SUPPLIED DATA -
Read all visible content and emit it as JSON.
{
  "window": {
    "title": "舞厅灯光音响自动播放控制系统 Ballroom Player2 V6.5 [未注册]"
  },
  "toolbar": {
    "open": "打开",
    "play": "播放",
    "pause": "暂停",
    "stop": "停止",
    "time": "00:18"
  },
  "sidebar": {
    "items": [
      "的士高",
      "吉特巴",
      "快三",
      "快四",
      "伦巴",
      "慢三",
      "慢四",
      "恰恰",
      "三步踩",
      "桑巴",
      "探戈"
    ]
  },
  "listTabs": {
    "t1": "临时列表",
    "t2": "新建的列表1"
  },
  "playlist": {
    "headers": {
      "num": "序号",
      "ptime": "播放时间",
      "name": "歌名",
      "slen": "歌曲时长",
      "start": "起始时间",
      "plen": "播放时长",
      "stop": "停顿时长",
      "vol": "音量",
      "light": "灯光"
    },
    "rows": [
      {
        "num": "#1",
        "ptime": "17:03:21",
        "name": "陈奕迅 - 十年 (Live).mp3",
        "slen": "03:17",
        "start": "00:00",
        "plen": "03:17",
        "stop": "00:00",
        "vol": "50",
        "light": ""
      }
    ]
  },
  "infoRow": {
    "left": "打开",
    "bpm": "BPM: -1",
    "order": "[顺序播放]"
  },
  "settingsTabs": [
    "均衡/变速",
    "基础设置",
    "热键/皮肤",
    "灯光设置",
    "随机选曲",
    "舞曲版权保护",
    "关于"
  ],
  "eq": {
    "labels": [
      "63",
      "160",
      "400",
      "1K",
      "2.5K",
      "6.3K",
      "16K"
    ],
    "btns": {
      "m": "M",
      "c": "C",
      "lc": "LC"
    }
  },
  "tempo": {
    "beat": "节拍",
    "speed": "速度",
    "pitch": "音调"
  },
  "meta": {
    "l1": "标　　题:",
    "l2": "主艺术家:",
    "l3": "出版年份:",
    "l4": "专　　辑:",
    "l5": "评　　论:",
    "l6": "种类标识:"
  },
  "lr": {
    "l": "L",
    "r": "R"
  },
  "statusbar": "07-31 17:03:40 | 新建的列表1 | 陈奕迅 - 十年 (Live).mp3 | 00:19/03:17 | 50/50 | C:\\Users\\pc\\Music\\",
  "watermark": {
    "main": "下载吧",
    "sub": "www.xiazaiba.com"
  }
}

AIM OF THE EXERCISE -
Look over the listing. Pull out every line with the string "Live" in it.

RESULT -
        "name": "陈奕迅 - 十年 (Live).mp3",
  "statusbar": "07-31 17:03:40 | 新建的列表1 | 陈奕迅 - 十年 (Live).mp3 | 00:19/03:17 | 50/50 | C:\\Users\\pc\\Music\\",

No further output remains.